-- Start of Available data --

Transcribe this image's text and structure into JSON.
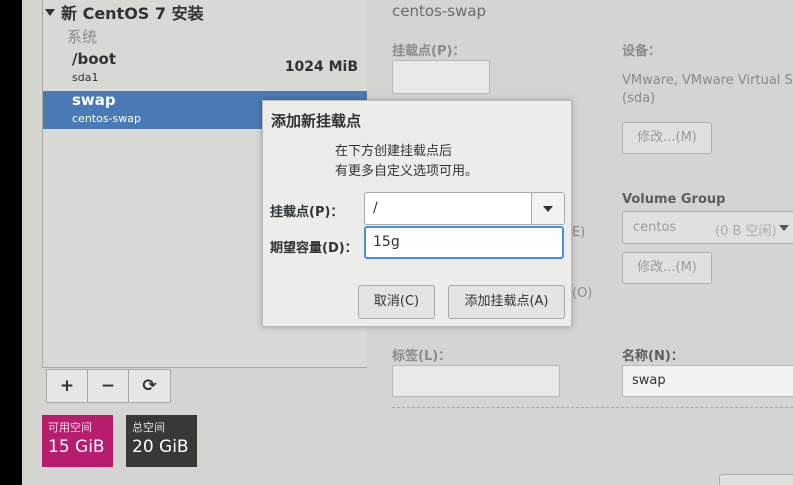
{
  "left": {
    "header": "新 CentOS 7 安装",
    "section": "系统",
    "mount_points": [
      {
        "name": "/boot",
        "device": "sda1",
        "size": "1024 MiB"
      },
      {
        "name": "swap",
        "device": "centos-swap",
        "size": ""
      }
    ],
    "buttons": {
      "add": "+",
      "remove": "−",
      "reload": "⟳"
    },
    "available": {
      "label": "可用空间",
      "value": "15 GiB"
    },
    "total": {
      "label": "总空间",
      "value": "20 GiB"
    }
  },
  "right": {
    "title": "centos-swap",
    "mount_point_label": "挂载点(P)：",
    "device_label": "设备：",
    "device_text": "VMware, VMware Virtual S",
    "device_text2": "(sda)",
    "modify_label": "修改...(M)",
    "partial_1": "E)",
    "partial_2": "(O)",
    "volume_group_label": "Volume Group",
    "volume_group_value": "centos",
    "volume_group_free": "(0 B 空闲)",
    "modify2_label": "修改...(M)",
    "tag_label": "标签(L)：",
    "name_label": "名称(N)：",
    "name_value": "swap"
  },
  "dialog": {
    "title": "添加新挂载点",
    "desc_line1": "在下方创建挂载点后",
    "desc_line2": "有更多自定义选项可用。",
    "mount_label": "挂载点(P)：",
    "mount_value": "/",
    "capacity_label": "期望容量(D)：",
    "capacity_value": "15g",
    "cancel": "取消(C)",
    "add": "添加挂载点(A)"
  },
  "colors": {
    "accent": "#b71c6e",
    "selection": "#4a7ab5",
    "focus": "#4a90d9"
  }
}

-- End of Available data --
-- Start of Available data --

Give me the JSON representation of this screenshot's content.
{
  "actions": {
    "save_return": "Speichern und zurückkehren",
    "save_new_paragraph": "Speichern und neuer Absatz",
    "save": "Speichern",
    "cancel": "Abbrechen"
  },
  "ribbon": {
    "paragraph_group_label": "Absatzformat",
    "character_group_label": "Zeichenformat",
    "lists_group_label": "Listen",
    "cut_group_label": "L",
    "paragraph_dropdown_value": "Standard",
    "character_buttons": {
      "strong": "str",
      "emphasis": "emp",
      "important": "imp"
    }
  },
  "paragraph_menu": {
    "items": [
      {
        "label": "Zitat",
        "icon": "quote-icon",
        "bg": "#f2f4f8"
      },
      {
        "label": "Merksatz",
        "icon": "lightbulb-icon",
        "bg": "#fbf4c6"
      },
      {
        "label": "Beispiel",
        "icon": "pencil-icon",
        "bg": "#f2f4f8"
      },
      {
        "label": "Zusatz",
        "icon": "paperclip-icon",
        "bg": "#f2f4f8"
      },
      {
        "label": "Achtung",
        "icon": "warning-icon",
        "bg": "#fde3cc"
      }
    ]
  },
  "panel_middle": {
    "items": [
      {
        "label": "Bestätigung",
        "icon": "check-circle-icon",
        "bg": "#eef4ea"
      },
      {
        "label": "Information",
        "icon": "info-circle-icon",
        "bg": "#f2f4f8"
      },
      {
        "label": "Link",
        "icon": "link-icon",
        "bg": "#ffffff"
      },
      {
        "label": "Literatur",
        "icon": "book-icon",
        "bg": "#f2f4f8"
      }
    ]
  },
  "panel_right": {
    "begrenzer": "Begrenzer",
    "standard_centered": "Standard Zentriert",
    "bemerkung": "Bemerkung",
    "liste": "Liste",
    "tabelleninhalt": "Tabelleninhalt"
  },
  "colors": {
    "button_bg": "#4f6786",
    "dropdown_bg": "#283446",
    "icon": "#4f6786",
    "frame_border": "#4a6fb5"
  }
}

-- End of Available data --

Task details:
Of the lines in the entries above, how many include "icon"? Only the number should be given.

Answer to the exercise:
10